- [Requirement]: Go through the listing beneath this task and return every line that carries the string "name".

- [Material provided]:
********

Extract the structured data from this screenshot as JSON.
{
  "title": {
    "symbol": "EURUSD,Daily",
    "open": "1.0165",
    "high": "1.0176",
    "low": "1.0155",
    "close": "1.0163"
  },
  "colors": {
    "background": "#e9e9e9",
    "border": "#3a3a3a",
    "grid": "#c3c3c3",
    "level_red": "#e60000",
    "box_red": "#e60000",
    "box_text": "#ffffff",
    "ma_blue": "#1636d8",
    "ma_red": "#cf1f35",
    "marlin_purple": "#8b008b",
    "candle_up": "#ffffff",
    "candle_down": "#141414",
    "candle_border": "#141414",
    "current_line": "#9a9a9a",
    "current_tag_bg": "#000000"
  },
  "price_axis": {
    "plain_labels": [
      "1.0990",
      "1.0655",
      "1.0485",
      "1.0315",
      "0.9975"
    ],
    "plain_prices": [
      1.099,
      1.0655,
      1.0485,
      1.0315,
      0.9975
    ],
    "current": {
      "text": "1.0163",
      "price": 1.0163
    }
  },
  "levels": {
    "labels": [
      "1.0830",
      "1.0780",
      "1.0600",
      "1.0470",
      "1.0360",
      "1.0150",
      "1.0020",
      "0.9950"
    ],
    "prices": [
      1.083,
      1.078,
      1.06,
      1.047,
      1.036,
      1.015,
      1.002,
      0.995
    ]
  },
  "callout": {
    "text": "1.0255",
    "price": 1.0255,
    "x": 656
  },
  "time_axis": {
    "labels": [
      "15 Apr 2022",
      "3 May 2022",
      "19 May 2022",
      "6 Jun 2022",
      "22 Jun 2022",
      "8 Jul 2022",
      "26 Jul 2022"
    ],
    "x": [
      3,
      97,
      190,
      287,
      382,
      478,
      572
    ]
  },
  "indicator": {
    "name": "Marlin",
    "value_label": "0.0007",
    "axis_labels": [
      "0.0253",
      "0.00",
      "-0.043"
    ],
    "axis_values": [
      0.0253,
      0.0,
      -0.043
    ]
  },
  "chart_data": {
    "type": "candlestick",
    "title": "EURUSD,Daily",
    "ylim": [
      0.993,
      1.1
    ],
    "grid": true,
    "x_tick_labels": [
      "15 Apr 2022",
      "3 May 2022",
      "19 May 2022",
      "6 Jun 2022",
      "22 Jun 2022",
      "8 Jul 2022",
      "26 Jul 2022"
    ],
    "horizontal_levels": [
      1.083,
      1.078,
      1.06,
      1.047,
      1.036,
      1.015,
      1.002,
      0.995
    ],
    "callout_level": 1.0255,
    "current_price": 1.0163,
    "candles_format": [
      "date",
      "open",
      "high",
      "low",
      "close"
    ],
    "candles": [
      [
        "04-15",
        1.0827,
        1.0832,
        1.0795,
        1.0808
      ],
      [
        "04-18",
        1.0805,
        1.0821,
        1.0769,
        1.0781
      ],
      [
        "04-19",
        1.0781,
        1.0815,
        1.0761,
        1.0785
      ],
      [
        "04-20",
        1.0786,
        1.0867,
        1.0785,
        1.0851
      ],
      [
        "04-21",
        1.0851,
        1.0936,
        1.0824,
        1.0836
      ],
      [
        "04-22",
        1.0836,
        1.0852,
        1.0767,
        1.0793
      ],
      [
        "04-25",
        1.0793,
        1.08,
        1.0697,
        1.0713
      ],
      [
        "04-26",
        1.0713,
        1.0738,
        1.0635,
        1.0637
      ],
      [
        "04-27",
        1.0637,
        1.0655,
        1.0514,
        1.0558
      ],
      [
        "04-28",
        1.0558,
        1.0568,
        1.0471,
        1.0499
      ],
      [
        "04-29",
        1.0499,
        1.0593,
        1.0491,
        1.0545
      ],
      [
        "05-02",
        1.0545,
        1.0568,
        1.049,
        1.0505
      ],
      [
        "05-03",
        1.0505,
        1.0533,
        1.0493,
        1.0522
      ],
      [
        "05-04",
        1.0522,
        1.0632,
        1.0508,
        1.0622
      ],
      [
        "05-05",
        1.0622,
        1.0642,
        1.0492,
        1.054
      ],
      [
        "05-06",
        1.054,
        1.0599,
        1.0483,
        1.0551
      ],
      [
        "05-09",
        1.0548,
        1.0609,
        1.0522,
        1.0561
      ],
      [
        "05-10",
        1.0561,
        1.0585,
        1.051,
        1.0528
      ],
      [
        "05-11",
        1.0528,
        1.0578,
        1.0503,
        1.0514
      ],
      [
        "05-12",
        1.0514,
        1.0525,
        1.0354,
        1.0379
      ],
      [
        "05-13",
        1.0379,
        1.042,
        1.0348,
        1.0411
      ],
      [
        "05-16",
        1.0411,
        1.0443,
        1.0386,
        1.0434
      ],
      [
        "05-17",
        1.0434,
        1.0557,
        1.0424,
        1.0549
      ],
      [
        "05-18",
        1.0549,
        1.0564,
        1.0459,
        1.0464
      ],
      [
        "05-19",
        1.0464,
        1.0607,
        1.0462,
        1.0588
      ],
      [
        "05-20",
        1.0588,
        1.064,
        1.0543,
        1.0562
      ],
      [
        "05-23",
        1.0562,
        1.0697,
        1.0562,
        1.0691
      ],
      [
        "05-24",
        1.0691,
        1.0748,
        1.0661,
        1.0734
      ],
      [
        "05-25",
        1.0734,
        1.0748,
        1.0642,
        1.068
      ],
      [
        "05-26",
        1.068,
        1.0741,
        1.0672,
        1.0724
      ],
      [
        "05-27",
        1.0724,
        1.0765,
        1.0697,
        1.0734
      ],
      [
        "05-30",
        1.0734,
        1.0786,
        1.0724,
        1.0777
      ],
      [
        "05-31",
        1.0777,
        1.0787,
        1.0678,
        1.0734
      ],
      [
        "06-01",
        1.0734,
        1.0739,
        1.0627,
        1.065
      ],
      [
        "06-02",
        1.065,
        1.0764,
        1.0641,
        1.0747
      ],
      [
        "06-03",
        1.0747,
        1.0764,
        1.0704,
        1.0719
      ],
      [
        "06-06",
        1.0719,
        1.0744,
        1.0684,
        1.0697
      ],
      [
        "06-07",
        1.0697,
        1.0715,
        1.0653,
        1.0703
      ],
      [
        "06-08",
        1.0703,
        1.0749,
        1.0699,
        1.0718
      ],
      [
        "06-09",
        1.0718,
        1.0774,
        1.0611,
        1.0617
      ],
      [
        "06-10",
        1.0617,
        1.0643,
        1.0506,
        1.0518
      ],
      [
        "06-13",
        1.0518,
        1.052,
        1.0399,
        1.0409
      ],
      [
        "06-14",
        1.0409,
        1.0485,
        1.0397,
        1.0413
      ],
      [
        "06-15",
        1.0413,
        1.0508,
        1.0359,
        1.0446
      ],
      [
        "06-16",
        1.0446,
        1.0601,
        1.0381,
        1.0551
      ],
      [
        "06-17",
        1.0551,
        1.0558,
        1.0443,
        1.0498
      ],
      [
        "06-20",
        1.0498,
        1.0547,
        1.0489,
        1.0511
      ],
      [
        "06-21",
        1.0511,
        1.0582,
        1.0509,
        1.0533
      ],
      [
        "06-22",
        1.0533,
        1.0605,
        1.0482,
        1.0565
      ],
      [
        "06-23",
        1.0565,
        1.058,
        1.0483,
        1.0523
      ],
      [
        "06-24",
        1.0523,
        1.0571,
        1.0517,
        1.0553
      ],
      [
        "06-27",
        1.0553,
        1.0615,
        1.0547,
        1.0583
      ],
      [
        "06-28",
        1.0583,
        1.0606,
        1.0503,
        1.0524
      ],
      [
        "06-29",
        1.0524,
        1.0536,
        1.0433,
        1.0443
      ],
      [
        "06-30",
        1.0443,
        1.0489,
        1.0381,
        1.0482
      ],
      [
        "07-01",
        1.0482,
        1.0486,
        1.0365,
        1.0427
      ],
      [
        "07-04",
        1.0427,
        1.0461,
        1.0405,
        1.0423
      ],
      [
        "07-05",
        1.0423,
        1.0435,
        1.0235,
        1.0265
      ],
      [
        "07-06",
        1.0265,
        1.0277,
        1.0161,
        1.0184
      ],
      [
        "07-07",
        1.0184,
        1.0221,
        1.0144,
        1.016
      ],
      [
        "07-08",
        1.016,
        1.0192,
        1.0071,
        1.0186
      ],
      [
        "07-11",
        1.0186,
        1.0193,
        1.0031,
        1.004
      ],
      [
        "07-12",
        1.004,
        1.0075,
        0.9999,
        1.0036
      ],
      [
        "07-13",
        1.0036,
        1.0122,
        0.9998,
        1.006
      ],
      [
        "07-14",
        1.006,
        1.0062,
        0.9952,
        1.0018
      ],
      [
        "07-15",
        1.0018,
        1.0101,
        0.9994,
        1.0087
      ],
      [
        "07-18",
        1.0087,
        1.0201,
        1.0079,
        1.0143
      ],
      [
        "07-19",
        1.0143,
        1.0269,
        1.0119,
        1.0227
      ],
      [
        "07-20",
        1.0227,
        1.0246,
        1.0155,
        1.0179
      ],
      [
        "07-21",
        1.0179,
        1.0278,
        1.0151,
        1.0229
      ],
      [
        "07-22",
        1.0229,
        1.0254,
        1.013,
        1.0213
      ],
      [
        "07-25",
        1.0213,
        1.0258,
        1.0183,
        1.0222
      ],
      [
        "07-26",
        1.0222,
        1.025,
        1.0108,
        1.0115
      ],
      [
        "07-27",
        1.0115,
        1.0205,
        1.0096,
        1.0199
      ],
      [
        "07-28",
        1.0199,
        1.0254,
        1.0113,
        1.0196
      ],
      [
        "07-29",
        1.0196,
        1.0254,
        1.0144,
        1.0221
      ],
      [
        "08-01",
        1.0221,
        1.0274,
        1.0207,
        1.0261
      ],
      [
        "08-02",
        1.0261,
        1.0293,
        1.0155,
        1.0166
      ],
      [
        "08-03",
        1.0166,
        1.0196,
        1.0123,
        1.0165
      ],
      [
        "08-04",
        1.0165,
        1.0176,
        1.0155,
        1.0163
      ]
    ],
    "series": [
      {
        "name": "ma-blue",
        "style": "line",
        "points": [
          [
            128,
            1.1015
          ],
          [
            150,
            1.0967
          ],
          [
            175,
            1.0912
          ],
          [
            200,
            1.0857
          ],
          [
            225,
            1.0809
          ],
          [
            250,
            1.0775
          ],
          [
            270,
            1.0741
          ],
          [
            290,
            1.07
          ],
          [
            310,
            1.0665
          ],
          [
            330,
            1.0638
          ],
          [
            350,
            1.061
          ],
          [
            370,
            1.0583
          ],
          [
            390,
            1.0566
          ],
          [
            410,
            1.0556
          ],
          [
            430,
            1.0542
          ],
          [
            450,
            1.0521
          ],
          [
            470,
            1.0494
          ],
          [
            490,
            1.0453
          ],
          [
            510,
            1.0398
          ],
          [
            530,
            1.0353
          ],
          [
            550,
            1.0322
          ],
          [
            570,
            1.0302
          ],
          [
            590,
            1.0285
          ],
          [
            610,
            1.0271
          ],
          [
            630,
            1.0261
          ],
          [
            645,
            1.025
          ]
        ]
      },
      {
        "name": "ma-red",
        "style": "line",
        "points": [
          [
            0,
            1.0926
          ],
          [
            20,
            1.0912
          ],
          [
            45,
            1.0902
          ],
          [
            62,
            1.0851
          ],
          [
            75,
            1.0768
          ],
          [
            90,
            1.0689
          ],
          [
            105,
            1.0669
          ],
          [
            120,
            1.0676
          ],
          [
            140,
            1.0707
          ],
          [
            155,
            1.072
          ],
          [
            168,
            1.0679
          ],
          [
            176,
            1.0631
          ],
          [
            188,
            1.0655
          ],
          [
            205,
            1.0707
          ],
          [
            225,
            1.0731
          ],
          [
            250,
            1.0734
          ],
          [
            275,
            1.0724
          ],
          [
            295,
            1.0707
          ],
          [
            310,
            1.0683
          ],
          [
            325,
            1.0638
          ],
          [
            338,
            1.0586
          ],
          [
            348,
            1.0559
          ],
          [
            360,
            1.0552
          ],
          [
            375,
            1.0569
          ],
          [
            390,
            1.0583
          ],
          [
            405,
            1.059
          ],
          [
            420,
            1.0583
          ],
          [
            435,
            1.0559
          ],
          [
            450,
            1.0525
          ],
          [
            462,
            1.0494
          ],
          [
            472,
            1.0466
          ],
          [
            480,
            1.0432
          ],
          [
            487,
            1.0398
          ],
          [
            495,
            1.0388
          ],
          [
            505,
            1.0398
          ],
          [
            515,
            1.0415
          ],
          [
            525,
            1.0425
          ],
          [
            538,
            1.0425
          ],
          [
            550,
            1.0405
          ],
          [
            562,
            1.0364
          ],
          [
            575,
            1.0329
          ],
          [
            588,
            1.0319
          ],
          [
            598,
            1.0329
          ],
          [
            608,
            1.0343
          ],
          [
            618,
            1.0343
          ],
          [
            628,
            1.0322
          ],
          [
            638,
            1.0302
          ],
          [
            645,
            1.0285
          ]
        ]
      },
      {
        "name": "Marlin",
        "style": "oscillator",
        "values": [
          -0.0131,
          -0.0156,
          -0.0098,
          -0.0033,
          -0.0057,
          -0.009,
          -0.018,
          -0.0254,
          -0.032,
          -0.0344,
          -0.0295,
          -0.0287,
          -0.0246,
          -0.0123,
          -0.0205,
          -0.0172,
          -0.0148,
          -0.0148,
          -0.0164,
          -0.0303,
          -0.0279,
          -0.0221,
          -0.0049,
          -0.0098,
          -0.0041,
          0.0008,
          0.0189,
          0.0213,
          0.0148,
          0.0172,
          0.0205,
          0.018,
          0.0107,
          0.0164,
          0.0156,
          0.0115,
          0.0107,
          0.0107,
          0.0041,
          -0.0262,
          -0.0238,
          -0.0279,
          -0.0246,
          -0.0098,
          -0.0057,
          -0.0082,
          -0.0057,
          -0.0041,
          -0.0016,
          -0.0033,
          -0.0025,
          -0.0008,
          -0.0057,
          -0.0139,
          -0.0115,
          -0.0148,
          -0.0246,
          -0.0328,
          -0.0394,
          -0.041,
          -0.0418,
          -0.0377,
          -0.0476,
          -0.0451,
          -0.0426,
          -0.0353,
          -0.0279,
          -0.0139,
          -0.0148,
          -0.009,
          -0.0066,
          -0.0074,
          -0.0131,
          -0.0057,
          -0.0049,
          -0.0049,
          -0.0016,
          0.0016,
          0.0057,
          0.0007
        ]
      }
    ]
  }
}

********

- [Task answer]:
    "name": "Marlin",
        "name": "ma-blue",
        "name": "ma-red",
        "name": "Marlin",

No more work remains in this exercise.